#### Aim of the exercise
Repeat the full listing below verbatim and keep the images out.

* START Input *

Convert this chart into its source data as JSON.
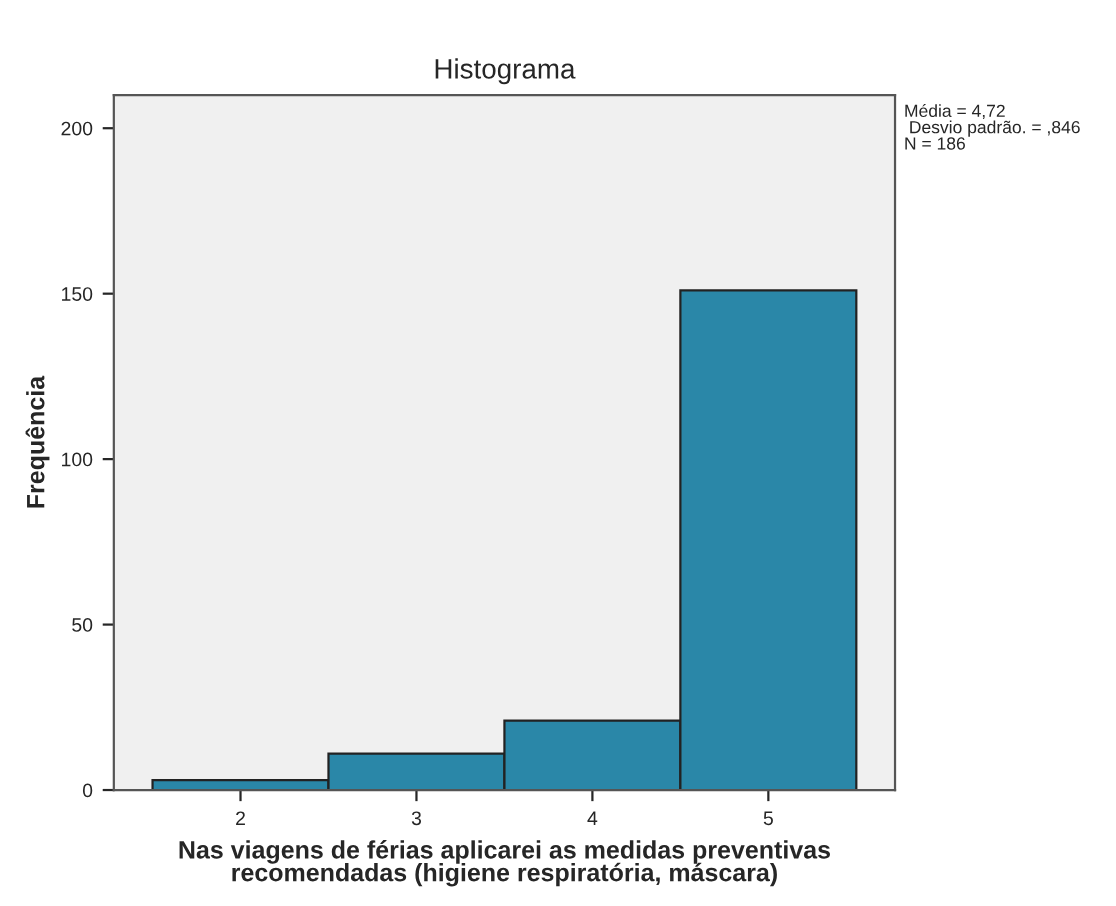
{
  "chart_data": {
    "type": "histogram",
    "title": "Histograma",
    "xlabel": "Nas viagens de férias aplicarei as medidas preventivas\nrecomendadas (higiene respiratória, máscara)",
    "ylabel": "Frequência",
    "bins": [
      1.5,
      2.5,
      3.5,
      4.5,
      5.5
    ],
    "values": [
      3,
      11,
      21,
      151
    ],
    "color": "#2a87a8",
    "xlim": [
      1.28,
      5.72
    ],
    "xticks": [
      2,
      3,
      4,
      5
    ],
    "ylim": [
      0,
      210
    ],
    "yticks": [
      0,
      50,
      100,
      150,
      200
    ],
    "grid": false,
    "annotations": [
      "Média = 4,72",
      " Desvio padrão. = ,846",
      "N = 186"
    ]
  }
}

* END Input *

#### Solution
Convert this chart into its source data as JSON.
{
  "chart_data": {
    "type": "histogram",
    "title": "Histograma",
    "xlabel": "Nas viagens de férias aplicarei as medidas preventivas\nrecomendadas (higiene respiratória, máscara)",
    "ylabel": "Frequência",
    "bins": [
      1.5,
      2.5,
      3.5,
      4.5,
      5.5
    ],
    "values": [
      3,
      11,
      21,
      151
    ],
    "color": "#2a87a8",
    "xlim": [
      1.28,
      5.72
    ],
    "xticks": [
      2,
      3,
      4,
      5
    ],
    "ylim": [
      0,
      210
    ],
    "yticks": [
      0,
      50,
      100,
      150,
      200
    ],
    "grid": false,
    "annotations": [
      "Média = 4,72",
      " Desvio padrão. = ,846",
      "N = 186"
    ]
  }
}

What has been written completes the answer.